[PROBLEM TO WORK ON] Word for word, quote all of the material, omitting the pictures.

[DATA FOR THIS EXERCISE]
########################################

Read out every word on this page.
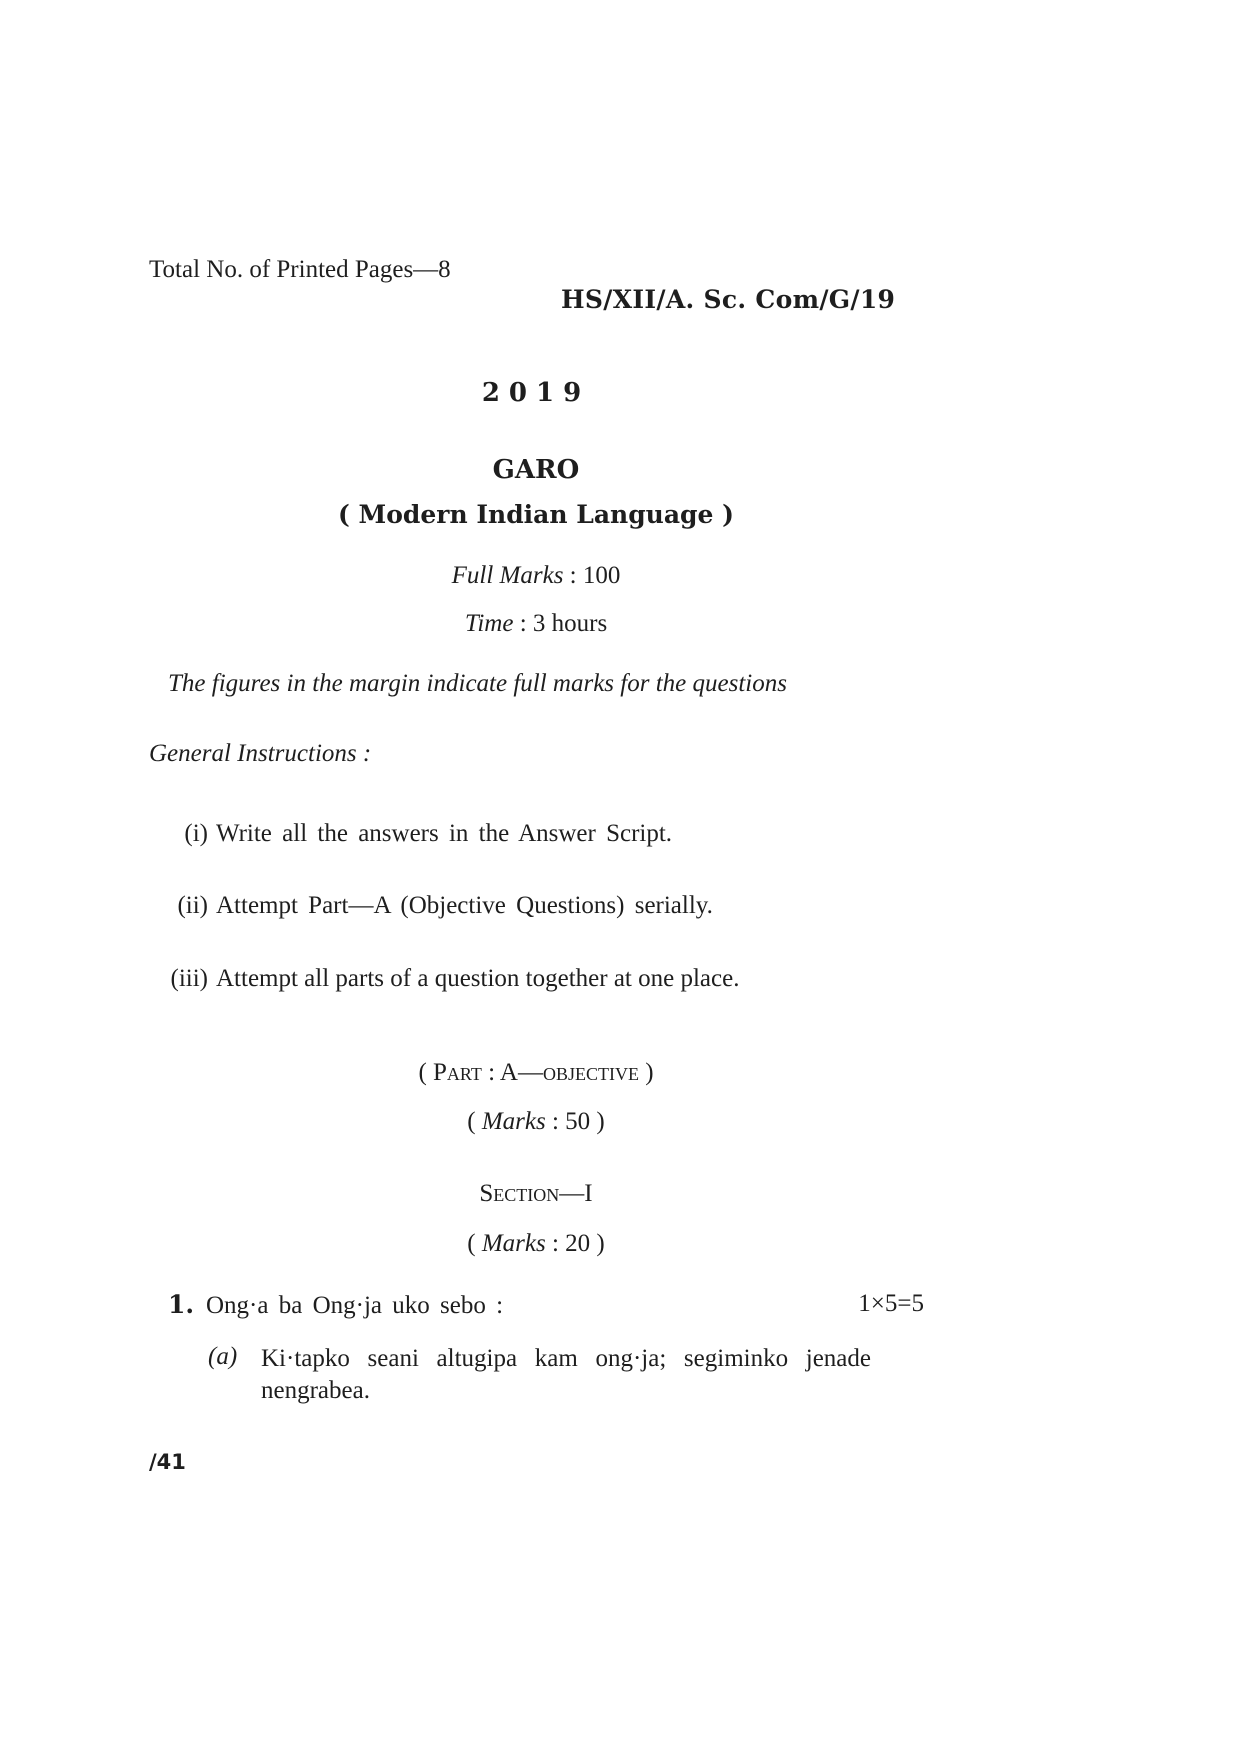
Total No. of Printed Pages—8
HS/XII/A. Sc. Com/G/19
2019
GARO
( Modern Indian Language )
Full Marks : 100
Time : 3 hours
The figures in the margin indicate full marks for the questions
General Instructions :
(i) Write all the answers in the Answer Script.
(ii) Attempt Part—A (Objective Questions) serially.
(iii) Attempt all parts of a question together at one place.
( Part : A—objective )
( Marks : 50 )
Section—I
( Marks : 20 )
1. Ong·a ba Ong·ja uko sebo :	1×5=5
(a) Ki·tapko seani altugipa kam ong·ja; segiminko jenade nengrabea.
/41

########################################

[SOLUTION TO THE PROBLEM]
Read out every word on this page.
Total No. of Printed Pages—8
HS/XII/A. Sc. Com/G/19
2019
GARO
( Modern Indian Language )
Full Marks : 100
Time : 3 hours
The figures in the margin indicate full marks for the questions
General Instructions :
(i) Write all the answers in the Answer Script.
(ii) Attempt Part—A (Objective Questions) serially.
(iii) Attempt all parts of a question together at one place.
( Part : A—objective )
( Marks : 50 )
Section—I
( Marks : 20 )
1. Ong·a ba Ong·ja uko sebo :	1×5=5
(a) Ki·tapko seani altugipa kam ong·ja; segiminko jenade nengrabea.
/41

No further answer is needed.